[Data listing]
____

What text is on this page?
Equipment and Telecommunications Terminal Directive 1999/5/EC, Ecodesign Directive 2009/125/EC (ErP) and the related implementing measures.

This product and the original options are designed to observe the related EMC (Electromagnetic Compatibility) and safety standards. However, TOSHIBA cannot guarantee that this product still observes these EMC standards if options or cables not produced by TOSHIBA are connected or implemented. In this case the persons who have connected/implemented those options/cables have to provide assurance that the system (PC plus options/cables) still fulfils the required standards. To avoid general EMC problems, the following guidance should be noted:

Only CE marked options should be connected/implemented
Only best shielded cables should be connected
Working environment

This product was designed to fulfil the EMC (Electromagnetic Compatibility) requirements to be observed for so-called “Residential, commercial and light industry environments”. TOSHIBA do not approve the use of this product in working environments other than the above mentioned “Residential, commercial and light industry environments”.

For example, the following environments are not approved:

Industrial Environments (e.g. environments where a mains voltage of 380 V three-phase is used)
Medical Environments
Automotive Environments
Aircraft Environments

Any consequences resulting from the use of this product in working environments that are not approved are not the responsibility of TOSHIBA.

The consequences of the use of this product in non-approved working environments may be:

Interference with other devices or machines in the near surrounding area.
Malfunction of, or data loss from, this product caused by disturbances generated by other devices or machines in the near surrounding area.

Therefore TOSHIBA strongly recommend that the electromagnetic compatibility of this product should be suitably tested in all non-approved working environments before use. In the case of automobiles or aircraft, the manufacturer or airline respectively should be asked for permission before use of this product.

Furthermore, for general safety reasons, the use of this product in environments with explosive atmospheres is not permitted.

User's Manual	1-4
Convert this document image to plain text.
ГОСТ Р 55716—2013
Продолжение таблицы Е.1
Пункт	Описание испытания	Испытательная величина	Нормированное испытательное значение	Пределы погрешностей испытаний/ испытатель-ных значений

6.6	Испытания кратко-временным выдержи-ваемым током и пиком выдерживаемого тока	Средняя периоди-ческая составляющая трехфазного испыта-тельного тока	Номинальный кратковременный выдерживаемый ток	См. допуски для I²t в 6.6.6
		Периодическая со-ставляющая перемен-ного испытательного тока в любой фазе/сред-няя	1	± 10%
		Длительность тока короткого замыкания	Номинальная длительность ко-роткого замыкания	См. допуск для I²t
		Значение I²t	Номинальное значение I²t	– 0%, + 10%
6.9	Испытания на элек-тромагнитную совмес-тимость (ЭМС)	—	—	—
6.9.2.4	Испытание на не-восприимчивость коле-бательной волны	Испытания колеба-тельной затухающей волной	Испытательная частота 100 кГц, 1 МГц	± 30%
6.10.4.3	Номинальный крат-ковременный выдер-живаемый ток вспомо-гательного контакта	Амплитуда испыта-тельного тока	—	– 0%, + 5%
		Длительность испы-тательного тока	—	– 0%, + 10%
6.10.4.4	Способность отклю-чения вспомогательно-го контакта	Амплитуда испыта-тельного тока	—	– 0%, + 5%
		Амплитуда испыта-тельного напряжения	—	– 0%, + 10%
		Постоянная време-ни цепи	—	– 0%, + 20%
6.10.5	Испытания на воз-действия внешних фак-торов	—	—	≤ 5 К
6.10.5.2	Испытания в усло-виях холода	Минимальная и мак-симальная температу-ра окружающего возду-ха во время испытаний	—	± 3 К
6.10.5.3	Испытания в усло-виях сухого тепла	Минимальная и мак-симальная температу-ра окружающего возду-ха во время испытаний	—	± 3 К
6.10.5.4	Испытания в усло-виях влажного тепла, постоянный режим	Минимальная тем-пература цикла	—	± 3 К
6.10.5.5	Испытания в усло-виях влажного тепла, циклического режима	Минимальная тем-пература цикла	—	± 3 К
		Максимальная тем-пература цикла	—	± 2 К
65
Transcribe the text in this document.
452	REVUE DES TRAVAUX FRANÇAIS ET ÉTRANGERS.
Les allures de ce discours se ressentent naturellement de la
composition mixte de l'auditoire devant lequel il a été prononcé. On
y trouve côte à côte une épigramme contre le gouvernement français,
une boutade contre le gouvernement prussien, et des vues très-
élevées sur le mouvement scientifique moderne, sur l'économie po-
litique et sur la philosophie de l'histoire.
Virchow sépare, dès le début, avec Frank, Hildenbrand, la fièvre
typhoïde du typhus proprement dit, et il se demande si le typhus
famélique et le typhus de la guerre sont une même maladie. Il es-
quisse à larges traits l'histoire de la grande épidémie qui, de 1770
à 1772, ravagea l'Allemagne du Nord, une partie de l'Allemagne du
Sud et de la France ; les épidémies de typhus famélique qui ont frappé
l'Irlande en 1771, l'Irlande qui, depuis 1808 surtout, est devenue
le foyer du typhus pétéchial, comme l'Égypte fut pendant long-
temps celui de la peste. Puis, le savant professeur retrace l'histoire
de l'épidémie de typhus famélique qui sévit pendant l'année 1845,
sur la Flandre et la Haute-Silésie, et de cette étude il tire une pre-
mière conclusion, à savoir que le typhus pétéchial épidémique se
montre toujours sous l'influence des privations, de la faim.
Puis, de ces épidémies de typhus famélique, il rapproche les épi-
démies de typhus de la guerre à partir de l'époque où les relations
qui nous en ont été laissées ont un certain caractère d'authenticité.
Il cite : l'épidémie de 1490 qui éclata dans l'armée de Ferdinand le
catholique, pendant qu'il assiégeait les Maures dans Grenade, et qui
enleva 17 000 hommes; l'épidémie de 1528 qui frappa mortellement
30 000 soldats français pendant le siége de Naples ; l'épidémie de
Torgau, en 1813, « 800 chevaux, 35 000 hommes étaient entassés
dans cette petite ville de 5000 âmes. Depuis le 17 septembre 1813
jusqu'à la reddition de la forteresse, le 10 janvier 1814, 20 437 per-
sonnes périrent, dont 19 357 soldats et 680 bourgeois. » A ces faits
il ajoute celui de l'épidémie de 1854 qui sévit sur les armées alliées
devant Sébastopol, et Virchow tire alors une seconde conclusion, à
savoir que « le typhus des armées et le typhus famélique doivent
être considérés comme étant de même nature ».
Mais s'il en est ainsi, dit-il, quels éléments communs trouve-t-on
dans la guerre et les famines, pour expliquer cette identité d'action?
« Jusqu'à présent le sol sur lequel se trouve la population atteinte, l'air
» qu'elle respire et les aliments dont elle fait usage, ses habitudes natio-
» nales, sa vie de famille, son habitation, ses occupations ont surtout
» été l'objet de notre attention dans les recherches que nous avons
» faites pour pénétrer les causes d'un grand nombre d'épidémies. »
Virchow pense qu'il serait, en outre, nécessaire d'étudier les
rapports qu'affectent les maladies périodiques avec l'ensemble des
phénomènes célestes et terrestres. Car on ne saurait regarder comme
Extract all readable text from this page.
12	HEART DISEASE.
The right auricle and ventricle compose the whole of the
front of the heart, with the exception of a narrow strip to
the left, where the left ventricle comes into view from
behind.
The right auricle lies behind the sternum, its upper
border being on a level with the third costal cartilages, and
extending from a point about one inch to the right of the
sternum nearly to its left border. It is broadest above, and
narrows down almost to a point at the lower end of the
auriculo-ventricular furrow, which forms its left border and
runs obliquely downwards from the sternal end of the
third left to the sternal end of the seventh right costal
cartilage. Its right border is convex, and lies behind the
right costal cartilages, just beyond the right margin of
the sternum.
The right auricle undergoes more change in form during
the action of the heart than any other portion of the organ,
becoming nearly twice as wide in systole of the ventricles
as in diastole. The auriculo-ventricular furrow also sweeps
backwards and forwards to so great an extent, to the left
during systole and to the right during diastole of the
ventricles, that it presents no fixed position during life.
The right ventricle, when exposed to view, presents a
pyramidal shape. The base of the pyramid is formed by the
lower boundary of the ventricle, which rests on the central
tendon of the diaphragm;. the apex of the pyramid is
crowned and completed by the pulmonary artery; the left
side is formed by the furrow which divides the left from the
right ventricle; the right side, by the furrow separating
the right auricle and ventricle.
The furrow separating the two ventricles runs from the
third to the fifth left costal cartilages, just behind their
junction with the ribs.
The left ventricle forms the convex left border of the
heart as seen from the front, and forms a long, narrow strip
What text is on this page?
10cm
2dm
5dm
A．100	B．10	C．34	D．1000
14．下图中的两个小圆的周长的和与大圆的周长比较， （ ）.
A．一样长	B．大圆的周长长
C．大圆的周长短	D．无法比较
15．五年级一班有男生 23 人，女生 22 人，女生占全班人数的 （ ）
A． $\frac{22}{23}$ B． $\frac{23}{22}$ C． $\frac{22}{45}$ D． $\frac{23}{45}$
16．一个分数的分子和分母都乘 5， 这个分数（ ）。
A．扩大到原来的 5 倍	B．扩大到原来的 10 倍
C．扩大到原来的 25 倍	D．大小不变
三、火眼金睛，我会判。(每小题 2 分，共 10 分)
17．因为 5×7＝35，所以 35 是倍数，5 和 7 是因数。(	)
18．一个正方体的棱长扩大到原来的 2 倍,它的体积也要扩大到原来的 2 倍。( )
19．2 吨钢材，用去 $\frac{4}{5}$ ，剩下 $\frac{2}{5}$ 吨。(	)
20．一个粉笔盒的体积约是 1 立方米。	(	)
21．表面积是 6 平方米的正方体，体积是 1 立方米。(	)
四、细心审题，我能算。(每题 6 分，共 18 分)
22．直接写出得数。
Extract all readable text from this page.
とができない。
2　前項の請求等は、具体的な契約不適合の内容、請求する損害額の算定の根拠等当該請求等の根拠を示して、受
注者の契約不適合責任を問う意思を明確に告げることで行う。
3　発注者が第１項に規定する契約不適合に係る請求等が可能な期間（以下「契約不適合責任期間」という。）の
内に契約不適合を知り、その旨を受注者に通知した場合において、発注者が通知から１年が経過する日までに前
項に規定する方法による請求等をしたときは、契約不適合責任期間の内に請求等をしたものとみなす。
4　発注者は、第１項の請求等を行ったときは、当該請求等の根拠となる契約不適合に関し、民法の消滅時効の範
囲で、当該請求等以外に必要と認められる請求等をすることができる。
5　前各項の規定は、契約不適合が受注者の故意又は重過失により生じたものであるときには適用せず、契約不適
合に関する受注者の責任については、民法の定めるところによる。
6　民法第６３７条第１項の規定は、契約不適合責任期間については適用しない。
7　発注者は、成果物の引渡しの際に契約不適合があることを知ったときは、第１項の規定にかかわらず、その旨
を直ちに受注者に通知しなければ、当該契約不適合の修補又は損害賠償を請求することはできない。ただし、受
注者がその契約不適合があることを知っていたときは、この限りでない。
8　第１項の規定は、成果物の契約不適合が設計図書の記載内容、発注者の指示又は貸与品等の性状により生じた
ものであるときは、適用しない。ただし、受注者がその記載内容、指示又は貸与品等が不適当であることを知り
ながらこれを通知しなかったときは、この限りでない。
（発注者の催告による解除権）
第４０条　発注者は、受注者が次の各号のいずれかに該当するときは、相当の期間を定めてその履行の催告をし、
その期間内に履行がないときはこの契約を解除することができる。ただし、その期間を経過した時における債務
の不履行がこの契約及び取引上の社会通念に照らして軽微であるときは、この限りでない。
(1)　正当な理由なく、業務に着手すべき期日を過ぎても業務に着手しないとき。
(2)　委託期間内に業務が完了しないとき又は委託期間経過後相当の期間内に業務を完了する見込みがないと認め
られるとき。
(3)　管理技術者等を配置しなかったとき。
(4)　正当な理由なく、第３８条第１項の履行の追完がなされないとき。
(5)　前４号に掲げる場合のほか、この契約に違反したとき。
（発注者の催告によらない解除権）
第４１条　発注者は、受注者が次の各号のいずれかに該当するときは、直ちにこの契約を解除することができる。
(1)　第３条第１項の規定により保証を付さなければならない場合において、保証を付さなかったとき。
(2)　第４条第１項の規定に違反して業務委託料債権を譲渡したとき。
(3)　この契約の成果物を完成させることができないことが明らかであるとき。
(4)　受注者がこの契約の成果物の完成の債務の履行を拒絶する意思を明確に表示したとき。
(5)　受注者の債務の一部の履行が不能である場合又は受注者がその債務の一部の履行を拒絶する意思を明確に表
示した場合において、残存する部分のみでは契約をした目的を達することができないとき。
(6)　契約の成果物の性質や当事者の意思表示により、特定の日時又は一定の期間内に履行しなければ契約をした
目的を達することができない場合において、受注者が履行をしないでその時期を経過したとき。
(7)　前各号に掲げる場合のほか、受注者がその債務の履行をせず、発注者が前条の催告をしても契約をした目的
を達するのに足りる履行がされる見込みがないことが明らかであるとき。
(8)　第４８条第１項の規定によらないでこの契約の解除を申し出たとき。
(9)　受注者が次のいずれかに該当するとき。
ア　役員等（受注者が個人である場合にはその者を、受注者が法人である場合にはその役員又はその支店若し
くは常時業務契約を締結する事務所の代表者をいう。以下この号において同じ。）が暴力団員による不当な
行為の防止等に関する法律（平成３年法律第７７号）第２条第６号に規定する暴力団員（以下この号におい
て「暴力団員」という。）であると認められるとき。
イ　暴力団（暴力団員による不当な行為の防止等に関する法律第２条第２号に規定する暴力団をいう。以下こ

____

→ WHAT IS REQUIRED
Show every line from the listing above in which the string "trouve" appears.

→ REPLY
y trouve côte à côte une épigramme contre le gouvernement français,
Mais s'il en est ainsi, dit-il, quels éléments communs trouve-t-on
« Jusqu'à présent le sol sur lequel se trouve la population atteinte, l'air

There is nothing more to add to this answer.